• **Reading text**:
SCHED_ULE should not be the default

Tue Dec 13 15:54:57 UTC 2011

On Tue, Dec 13, 2011 at 02:23:46PM +0100, O. Hartmann wrote:
> On 12/12/11 16:51, Steve Kargl wrote:
> > On Mon, Dec 12, 2011 at 02:47:57PM +0100, O. Hartmann wrote:
> >>
> >>> Not fully right, boinc defaults to run on idprio 31 so this isn't an
> >>> issue. And yes, there are cases where SCHED_ULE shows much better
> >>> performance then SCHED_4BSD.  [...]
> >>
> >> Do we have any proof at hand for such cases where SCHED_ULE performs
> >> much better than SCHED_4BSD? Whenever the subject comes up, it is
> >> mentioned, that SCHED_ULE has better performance on boxes with a ncpu >
> >> 2. But in the end I see here contradictionary statements. People
> >> complain about poor performance (especially in scientific environments),
> >> and other give contra not being the case.
> >>
> >> Within our department, we developed a highly scalable code for planetary
> >> science purposes on imagery. It utilizes present GPUs via OpenCL if
> >> present. Otherwise it grabs as many cores as it can.

(Records from a collection)
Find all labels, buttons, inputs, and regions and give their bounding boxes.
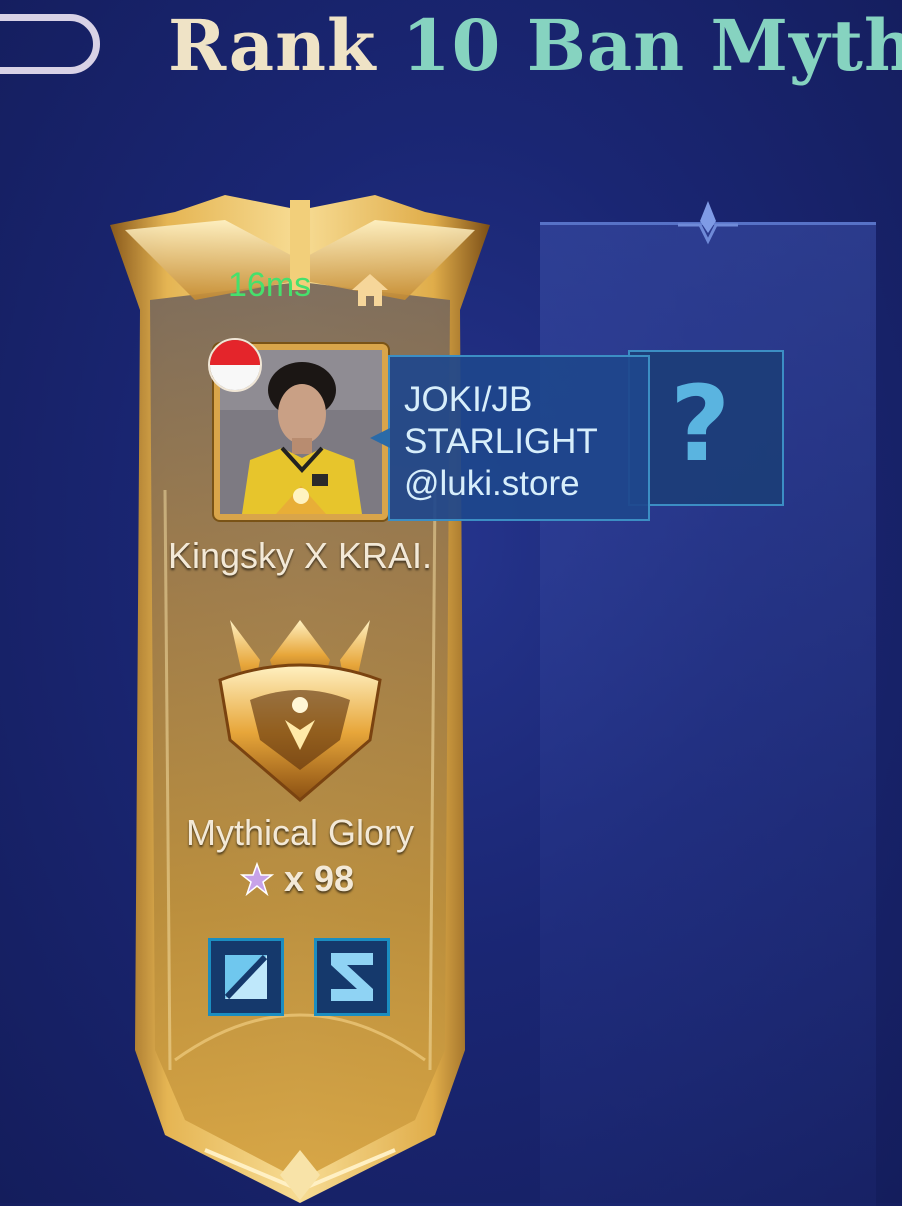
spell-slot-1[interactable] (208, 938, 284, 1016)
title-rank-word: Rank (168, 4, 377, 87)
player-tooltip: JOKI/JB STARLIGHT @luki.store (388, 355, 650, 521)
spell-icon-2 (331, 953, 373, 1001)
page-title: Rank 10 Ban Mythi (168, 6, 902, 86)
star-icon (240, 862, 274, 896)
rank-stars: x 98 (240, 858, 354, 900)
star-count: x 98 (284, 858, 355, 899)
question-icon: ? (670, 363, 731, 485)
home-icon (352, 274, 388, 306)
tooltip-line-2: STARLIGHT (404, 422, 598, 461)
rank-name: Mythical Glory (185, 812, 415, 853)
spell-slot-2[interactable] (314, 938, 390, 1016)
hidden-hero-slot[interactable]: ? (628, 350, 784, 506)
tooltip-line-1: JOKI/JB (404, 380, 533, 419)
tooltip-arrow (370, 428, 390, 448)
mythical-glory-emblem-icon (218, 620, 382, 802)
player-name: Kingsky X KRAI. (167, 535, 433, 576)
back-button[interactable] (0, 14, 100, 74)
slot-crest-icon (678, 201, 738, 245)
title-ban-mode: 10 Ban Mythi (401, 4, 902, 87)
tooltip-line-3: @luki.store (404, 464, 580, 503)
indonesia-flag-icon (208, 338, 262, 392)
spell-icon-1 (224, 954, 268, 1000)
ping-indicator: 16ms (228, 266, 312, 304)
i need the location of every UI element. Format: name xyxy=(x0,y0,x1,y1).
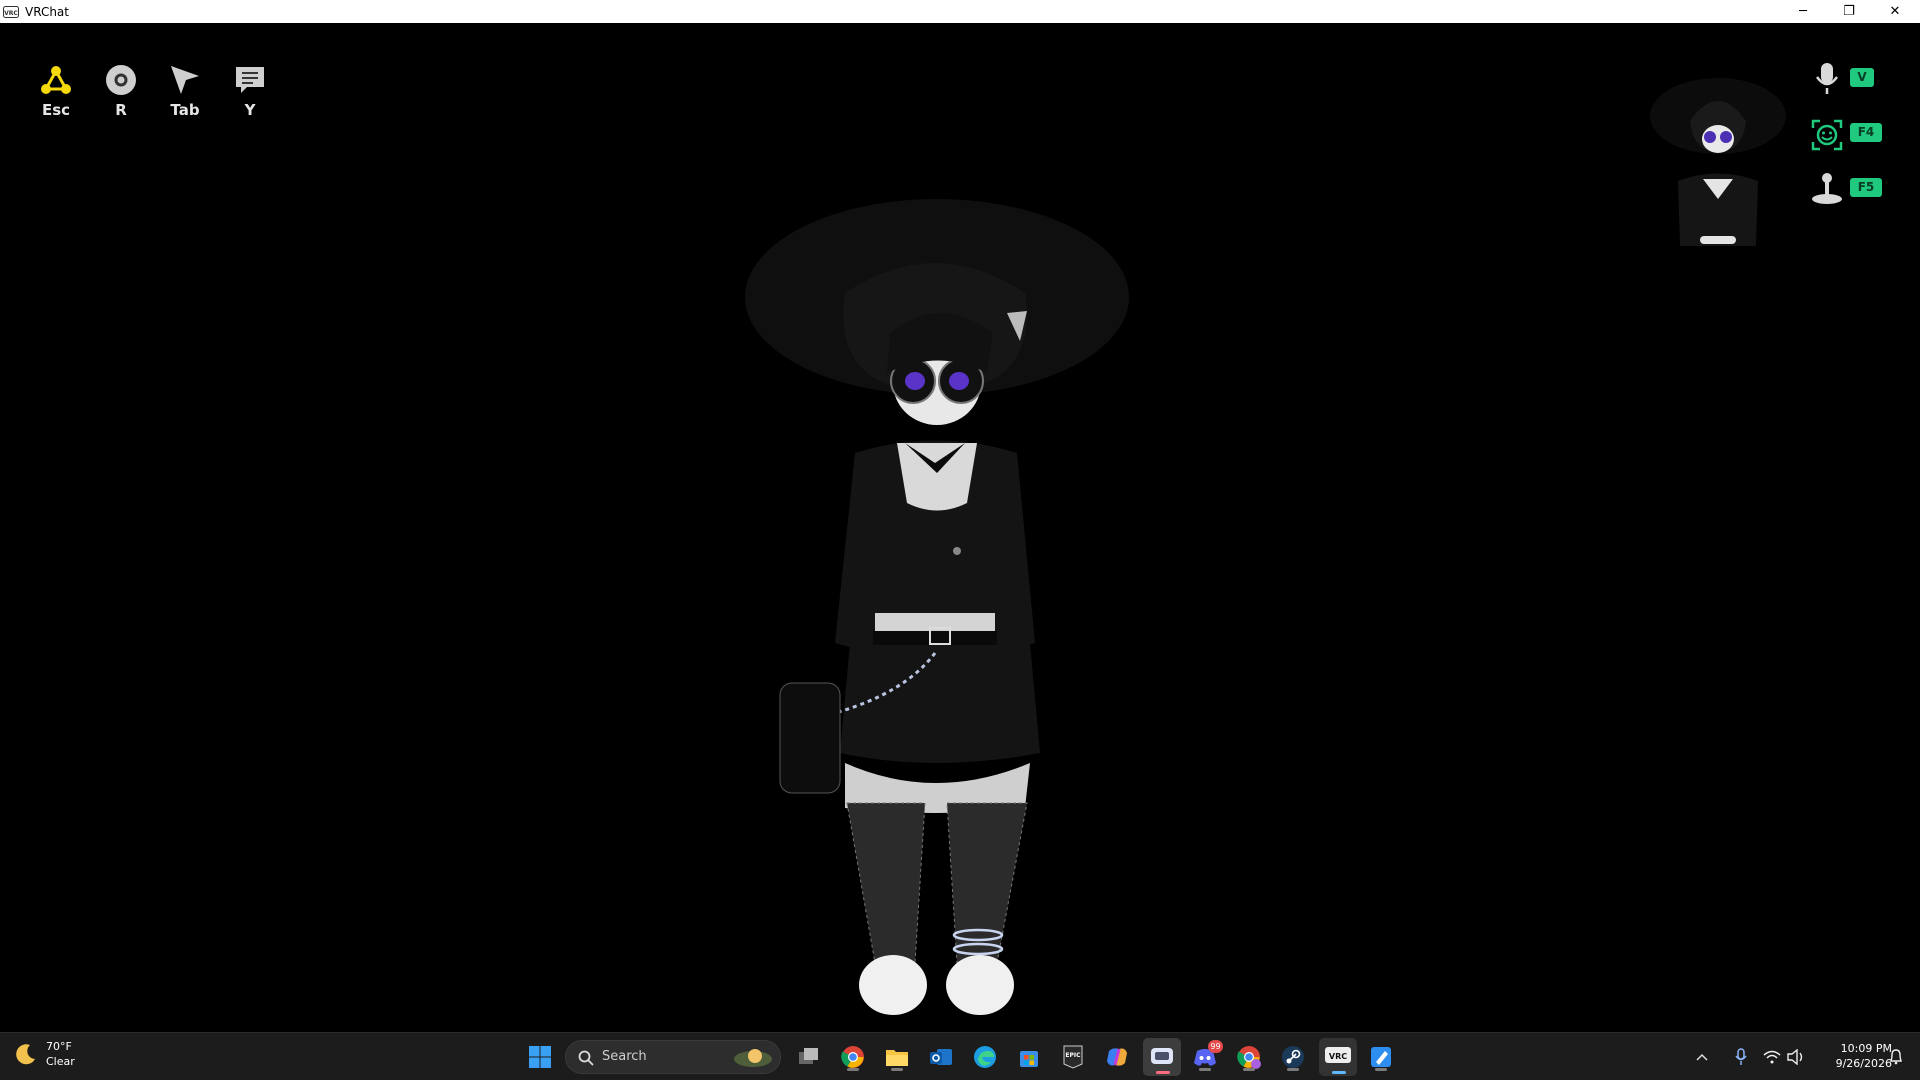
vrchat-active-indicator xyxy=(1332,1071,1346,1074)
search-icon xyxy=(578,1050,594,1066)
steam-icon xyxy=(1282,1046,1304,1068)
wifi-icon xyxy=(1763,1050,1781,1064)
weather-condition: Clear xyxy=(46,1055,75,1068)
mic-key-badge: V xyxy=(1850,68,1874,87)
chrome-running-indicator xyxy=(847,1068,859,1071)
discord-button[interactable]: 99 xyxy=(1189,1040,1223,1073)
taskbar-clock[interactable]: 10:09 PM 9/26/2026 xyxy=(1808,1041,1892,1071)
face-tracking-icon xyxy=(1811,119,1843,151)
volume-icon xyxy=(1787,1049,1803,1065)
avatar-character xyxy=(745,199,1129,1015)
discord-notification-badge: 99 xyxy=(1208,1040,1223,1053)
chevron-up-icon xyxy=(1696,1053,1708,1061)
outlook-button[interactable] xyxy=(925,1041,957,1073)
chrome-button[interactable] xyxy=(837,1041,869,1073)
restore-button[interactable]: ❐ xyxy=(1826,0,1872,23)
chrome-icon xyxy=(841,1046,864,1068)
joystick-key-badge: F5 xyxy=(1850,178,1882,197)
copilot-button[interactable] xyxy=(1101,1041,1133,1073)
weather-widget[interactable]: 70°F Clear xyxy=(14,1039,75,1069)
chrome-profile-running-indicator xyxy=(1243,1068,1255,1071)
steam-button[interactable] xyxy=(1277,1041,1309,1073)
task-view-button[interactable] xyxy=(793,1041,825,1073)
quick-menu-icon xyxy=(41,66,71,94)
paint-icon xyxy=(1371,1047,1391,1067)
svg-text:VRC: VRC xyxy=(4,10,18,17)
volume-button[interactable] xyxy=(1784,1041,1808,1073)
discord-running-indicator xyxy=(1199,1068,1211,1071)
taskbar-search-box[interactable]: Search xyxy=(565,1040,781,1074)
camera-button[interactable]: R xyxy=(91,63,151,119)
chrome-profile-button[interactable] xyxy=(1233,1041,1265,1073)
paint-button[interactable] xyxy=(1365,1041,1397,1073)
copilot-icon xyxy=(1107,1048,1127,1066)
microsoft-store-icon xyxy=(1020,1051,1038,1067)
chat-button[interactable]: Y xyxy=(220,63,280,119)
explorer-running-indicator xyxy=(891,1068,903,1071)
microphone-icon xyxy=(1815,63,1839,94)
avatar-mirror-preview xyxy=(1650,78,1786,246)
chat-key: Y xyxy=(244,101,256,119)
tray-microphone-button[interactable] xyxy=(1730,1041,1752,1073)
show-hidden-icons-button[interactable] xyxy=(1693,1041,1711,1073)
window-title: VRChat xyxy=(25,4,69,19)
wifi-button[interactable] xyxy=(1760,1041,1784,1073)
vrchat-icon: VRC xyxy=(1325,1047,1351,1063)
file-explorer-icon xyxy=(886,1050,908,1066)
joystick-icon xyxy=(1812,173,1842,204)
search-highlight-icon xyxy=(734,1049,772,1067)
window-title-bar: VRC VRChat ─ ❐ ✕ xyxy=(0,0,1920,23)
outlook-icon xyxy=(930,1049,952,1065)
chat-icon xyxy=(236,67,264,93)
edge-icon xyxy=(974,1046,996,1068)
minimize-button[interactable]: ─ xyxy=(1780,0,1826,23)
vrchat-app-icon: VRC xyxy=(3,5,19,18)
clock-date: 9/26/2026 xyxy=(1835,1057,1892,1070)
windows-taskbar: 70°F Clear Search EPIC 99 VRC 10:09 PM 9… xyxy=(0,1032,1920,1080)
clock-time: 10:09 PM xyxy=(1840,1042,1892,1055)
edge-button[interactable] xyxy=(969,1041,1001,1073)
notification-bell-icon xyxy=(1890,1049,1902,1065)
paint-running-indicator xyxy=(1375,1068,1387,1071)
quick-menu-key: Esc xyxy=(41,101,71,119)
weather-temp: 70°F xyxy=(46,1040,72,1053)
camera-key: R xyxy=(115,101,127,119)
chrome-profile-icon xyxy=(1237,1046,1261,1069)
windows-start-icon xyxy=(529,1046,551,1068)
steam-running-indicator xyxy=(1287,1068,1299,1071)
camera-icon xyxy=(106,65,136,95)
epic-label: EPIC xyxy=(1065,1052,1081,1059)
search-placeholder: Search xyxy=(602,1049,647,1064)
vrchat-launcher-button[interactable] xyxy=(1143,1038,1181,1076)
pointer-icon xyxy=(171,66,199,94)
vrchat-button[interactable]: VRC xyxy=(1319,1038,1357,1076)
vrc-label: VRC xyxy=(1329,1052,1347,1061)
epic-games-icon: EPIC xyxy=(1063,1045,1083,1069)
epic-games-button[interactable]: EPIC xyxy=(1057,1041,1089,1073)
tray-microphone-icon xyxy=(1735,1048,1747,1065)
notifications-button[interactable] xyxy=(1886,1041,1906,1073)
game-viewport[interactable]: Esc R Tab Y V F4 F5 xyxy=(0,23,1920,1032)
pointer-key: Tab xyxy=(170,101,200,119)
vrchat-launcher-icon xyxy=(1151,1048,1173,1064)
face-tracking-key-badge: F4 xyxy=(1850,123,1882,142)
pointer-button[interactable]: Tab xyxy=(155,63,215,119)
microsoft-store-button[interactable] xyxy=(1013,1041,1045,1073)
close-button[interactable]: ✕ xyxy=(1872,0,1918,23)
file-explorer-button[interactable] xyxy=(881,1041,913,1073)
vrchat-launcher-active-indicator xyxy=(1156,1071,1170,1074)
start-button[interactable] xyxy=(524,1041,556,1073)
moon-icon xyxy=(16,1044,35,1065)
quick-menu-button[interactable]: Esc xyxy=(26,63,86,119)
task-view-icon xyxy=(799,1048,818,1064)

• **Exercise instructions**:
Please carry on the mailing-list thread about SCHED_ULE versus SCHED_4BSD, picking up right after its last sentence. These records were taken from a different source than the scheduler discussion.

• **Written response**:
> >> By the end of this year I'll get a new desktop box based on Intels new
> >> Sandy Bridge-E architecture with plenty of memory. If the colleague who
> >> developed the code is willing performing some benchmarks on the same
> >> hardware platform, we'll benchmark bot FreeBSD 9.0/10.0 and the most
> >> recent Suse. For FreeBSD I intent also to look for performance with both
> >> different schedulers available.
> >>
> > 
> > This comes up every 9 months or so, and must be approaching
> > FAQ status.
> > 
> > In a HPC environment, I recommend 4BSD.  Depending on
> > the workload, ULE can cause a severe increase in turn
> > around time when doing already long computations.  If
> > you have an MPI application, simply launching greater
> > than ncpu+1 jobs can show the problem.
> 
> Well, those recommendations should based on "WHY". As the mostly
> negative experiences with SCHED_ULE in highly computative workloads get
> allways contradicted by "...but there are workloads that show the
> opposite ..." this should be shown by more recent benchmarks and
> explanations than legacy benchmarks from years ago.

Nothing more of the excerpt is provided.